> SET TASK
Below are some records; reproduce every one of them exactly.

> DATASET RECORDS
# # # # # # #
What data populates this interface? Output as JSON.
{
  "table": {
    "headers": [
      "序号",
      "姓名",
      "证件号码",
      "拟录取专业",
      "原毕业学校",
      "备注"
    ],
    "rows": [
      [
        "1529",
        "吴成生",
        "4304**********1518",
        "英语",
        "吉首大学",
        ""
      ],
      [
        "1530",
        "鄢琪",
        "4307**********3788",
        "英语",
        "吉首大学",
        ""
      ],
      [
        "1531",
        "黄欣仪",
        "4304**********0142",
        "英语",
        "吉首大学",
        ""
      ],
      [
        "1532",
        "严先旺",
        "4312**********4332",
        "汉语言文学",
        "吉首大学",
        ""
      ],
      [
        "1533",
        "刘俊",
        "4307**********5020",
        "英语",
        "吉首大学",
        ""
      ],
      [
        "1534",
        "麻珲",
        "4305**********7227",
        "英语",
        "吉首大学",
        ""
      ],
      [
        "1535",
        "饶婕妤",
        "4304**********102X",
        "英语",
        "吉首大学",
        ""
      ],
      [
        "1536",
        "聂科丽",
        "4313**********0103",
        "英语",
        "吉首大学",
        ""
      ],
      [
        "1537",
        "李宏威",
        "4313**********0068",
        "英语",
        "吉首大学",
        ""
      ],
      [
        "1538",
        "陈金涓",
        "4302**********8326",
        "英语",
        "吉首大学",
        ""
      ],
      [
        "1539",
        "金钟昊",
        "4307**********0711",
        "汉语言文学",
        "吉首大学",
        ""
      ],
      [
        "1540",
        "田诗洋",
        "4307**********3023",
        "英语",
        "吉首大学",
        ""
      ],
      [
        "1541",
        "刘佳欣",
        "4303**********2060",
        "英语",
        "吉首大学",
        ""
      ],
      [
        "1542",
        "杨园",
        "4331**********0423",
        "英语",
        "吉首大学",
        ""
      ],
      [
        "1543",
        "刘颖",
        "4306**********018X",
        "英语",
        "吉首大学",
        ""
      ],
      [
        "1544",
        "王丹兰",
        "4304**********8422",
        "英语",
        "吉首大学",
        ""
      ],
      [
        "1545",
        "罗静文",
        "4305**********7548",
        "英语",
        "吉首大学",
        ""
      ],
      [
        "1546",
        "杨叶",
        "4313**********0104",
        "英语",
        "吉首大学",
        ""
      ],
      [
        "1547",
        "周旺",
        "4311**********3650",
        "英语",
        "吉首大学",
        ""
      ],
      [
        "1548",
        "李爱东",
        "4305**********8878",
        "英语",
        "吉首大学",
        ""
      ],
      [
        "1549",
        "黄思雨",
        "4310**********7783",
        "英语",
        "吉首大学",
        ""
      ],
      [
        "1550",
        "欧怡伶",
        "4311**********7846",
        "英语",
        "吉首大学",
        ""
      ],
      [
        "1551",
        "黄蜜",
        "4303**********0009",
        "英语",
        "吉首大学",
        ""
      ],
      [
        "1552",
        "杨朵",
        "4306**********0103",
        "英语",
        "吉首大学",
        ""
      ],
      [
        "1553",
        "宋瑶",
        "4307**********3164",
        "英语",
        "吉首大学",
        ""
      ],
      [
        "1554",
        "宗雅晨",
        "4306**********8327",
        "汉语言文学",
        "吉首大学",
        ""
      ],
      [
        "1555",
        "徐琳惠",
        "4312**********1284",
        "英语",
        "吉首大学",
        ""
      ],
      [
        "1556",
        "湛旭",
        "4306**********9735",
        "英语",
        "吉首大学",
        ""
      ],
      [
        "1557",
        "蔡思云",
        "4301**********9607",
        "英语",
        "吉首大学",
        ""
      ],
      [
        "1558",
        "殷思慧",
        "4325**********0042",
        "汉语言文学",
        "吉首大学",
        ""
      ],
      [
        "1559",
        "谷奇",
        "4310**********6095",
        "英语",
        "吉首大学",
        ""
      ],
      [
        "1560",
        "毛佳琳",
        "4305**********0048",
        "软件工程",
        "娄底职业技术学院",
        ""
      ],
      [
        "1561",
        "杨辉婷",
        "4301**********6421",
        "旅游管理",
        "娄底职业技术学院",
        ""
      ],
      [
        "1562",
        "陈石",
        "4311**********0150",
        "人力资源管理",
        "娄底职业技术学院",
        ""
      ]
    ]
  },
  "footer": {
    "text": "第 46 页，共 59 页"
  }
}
# # # # # # #
> RESULT OF THIS EXERCISE
What data populates this interface? Output as JSON.
{
  "table": {
    "headers": [
      "序号",
      "姓名",
      "证件号码",
      "拟录取专业",
      "原毕业学校",
      "备注"
    ],
    "rows": [
      [
        "1529",
        "吴成生",
        "4304**********1518",
        "英语",
        "吉首大学",
        ""
      ],
      [
        "1530",
        "鄢琪",
        "4307**********3788",
        "英语",
        "吉首大学",
        ""
      ],
      [
        "1531",
        "黄欣仪",
        "4304**********0142",
        "英语",
        "吉首大学",
        ""
      ],
      [
        "1532",
        "严先旺",
        "4312**********4332",
        "汉语言文学",
        "吉首大学",
        ""
      ],
      [
        "1533",
        "刘俊",
        "4307**********5020",
        "英语",
        "吉首大学",
        ""
      ],
      [
        "1534",
        "麻珲",
        "4305**********7227",
        "英语",
        "吉首大学",
        ""
      ],
      [
        "1535",
        "饶婕妤",
        "4304**********102X",
        "英语",
        "吉首大学",
        ""
      ],
      [
        "1536",
        "聂科丽",
        "4313**********0103",
        "英语",
        "吉首大学",
        ""
      ],
      [
        "1537",
        "李宏威",
        "4313**********0068",
        "英语",
        "吉首大学",
        ""
      ],
      [
        "1538",
        "陈金涓",
        "4302**********8326",
        "英语",
        "吉首大学",
        ""
      ],
      [
        "1539",
        "金钟昊",
        "4307**********0711",
        "汉语言文学",
        "吉首大学",
        ""
      ],
      [
        "1540",
        "田诗洋",
        "4307**********3023",
        "英语",
        "吉首大学",
        ""
      ],
      [
        "1541",
        "刘佳欣",
        "4303**********2060",
        "英语",
        "吉首大学",
        ""
      ],
      [
        "1542",
        "杨园",
        "4331**********0423",
        "英语",
        "吉首大学",
        ""
      ],
      [
        "1543",
        "刘颖",
        "4306**********018X",
        "英语",
        "吉首大学",
        ""
      ],
      [
        "1544",
        "王丹兰",
        "4304**********8422",
        "英语",
        "吉首大学",
        ""
      ],
      [
        "1545",
        "罗静文",
        "4305**********7548",
        "英语",
        "吉首大学",
        ""
      ],
      [
        "1546",
        "杨叶",
        "4313**********0104",
        "英语",
        "吉首大学",
        ""
      ],
      [
        "1547",
        "周旺",
        "4311**********3650",
        "英语",
        "吉首大学",
        ""
      ],
      [
        "1548",
        "李爱东",
        "4305**********8878",
        "英语",
        "吉首大学",
        ""
      ],
      [
        "1549",
        "黄思雨",
        "4310**********7783",
        "英语",
        "吉首大学",
        ""
      ],
      [
        "1550",
        "欧怡伶",
        "4311**********7846",
        "英语",
        "吉首大学",
        ""
      ],
      [
        "1551",
        "黄蜜",
        "4303**********0009",
        "英语",
        "吉首大学",
        ""
      ],
      [
        "1552",
        "杨朵",
        "4306**********0103",
        "英语",
        "吉首大学",
        ""
      ],
      [
        "1553",
        "宋瑶",
        "4307**********3164",
        "英语",
        "吉首大学",
        ""
      ],
      [
        "1554",
        "宗雅晨",
        "4306**********8327",
        "汉语言文学",
        "吉首大学",
        ""
      ],
      [
        "1555",
        "徐琳惠",
        "4312**********1284",
        "英语",
        "吉首大学",
        ""
      ],
      [
        "1556",
        "湛旭",
        "4306**********9735",
        "英语",
        "吉首大学",
        ""
      ],
      [
        "1557",
        "蔡思云",
        "4301**********9607",
        "英语",
        "吉首大学",
        ""
      ],
      [
        "1558",
        "殷思慧",
        "4325**********0042",
        "汉语言文学",
        "吉首大学",
        ""
      ],
      [
        "1559",
        "谷奇",
        "4310**********6095",
        "英语",
        "吉首大学",
        ""
      ],
      [
        "1560",
        "毛佳琳",
        "4305**********0048",
        "软件工程",
        "娄底职业技术学院",
        ""
      ],
      [
        "1561",
        "杨辉婷",
        "4301**********6421",
        "旅游管理",
        "娄底职业技术学院",
        ""
      ],
      [
        "1562",
        "陈石",
        "4311**********0150",
        "人力资源管理",
        "娄底职业技术学院",
        ""
      ]
    ]
  },
  "footer": {
    "text": "第 46 页，共 59 页"
  }
}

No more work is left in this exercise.